[Stored data]
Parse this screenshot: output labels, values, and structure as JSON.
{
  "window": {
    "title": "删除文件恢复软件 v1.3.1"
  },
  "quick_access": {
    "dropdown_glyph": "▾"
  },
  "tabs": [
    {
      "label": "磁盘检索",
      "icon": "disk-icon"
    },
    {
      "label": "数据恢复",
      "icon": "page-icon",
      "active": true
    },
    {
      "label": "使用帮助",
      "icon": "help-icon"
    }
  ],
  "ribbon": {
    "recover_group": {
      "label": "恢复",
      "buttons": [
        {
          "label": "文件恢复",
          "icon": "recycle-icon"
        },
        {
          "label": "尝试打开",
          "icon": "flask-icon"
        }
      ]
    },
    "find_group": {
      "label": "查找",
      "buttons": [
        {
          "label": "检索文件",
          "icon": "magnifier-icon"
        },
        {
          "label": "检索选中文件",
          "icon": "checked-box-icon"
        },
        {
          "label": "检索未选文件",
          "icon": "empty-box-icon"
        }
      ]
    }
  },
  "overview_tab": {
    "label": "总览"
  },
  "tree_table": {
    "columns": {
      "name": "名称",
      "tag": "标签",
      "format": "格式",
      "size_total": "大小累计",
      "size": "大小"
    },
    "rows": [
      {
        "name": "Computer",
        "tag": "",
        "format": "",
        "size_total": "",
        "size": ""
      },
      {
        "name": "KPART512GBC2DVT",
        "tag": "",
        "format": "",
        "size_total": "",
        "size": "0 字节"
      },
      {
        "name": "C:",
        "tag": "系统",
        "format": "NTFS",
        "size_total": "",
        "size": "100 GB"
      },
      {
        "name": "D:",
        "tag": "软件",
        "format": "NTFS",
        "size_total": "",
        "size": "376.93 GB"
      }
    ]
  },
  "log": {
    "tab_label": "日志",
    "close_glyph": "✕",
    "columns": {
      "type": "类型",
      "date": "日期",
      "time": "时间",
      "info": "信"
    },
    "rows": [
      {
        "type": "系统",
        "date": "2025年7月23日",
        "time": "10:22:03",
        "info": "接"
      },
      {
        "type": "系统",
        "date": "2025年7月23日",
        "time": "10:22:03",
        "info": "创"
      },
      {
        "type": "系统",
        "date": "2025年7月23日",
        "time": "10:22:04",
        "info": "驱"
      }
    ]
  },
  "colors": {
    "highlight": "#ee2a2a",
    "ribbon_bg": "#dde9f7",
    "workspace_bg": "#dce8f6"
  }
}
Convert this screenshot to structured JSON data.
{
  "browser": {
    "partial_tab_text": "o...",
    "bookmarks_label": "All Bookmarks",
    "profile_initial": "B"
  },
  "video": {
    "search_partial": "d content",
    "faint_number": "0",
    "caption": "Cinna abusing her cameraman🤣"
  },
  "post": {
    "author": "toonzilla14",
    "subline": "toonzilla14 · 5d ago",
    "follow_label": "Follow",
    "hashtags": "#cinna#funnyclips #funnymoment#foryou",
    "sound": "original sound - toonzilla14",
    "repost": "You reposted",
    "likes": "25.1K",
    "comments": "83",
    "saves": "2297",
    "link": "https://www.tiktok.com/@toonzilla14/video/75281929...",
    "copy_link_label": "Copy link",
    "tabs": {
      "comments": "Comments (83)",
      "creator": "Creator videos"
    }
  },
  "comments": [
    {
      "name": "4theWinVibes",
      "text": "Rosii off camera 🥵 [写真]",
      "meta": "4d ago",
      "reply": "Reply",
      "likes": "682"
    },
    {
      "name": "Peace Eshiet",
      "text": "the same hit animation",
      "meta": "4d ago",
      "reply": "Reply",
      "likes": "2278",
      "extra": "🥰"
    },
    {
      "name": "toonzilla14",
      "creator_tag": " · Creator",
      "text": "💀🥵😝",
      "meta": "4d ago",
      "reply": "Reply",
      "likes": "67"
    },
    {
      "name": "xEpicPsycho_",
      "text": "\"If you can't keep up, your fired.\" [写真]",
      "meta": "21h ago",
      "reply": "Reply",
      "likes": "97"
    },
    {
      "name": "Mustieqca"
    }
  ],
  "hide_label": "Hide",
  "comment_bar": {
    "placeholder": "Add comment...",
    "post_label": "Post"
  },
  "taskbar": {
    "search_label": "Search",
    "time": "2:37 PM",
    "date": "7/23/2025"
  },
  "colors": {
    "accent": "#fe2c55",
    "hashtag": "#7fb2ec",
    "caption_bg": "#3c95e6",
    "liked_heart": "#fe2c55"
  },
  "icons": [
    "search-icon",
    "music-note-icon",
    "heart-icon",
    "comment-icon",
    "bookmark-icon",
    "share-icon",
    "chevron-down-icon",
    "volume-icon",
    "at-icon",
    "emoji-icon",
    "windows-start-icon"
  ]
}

### Exercise directions:
In the entries above, find every line with the word "time" and list it.

### Response below:
      "time": "时间",
        "time": "10:22:03",
        "time": "10:22:03",
        "time": "10:22:04",
    "time": "2:37 PM",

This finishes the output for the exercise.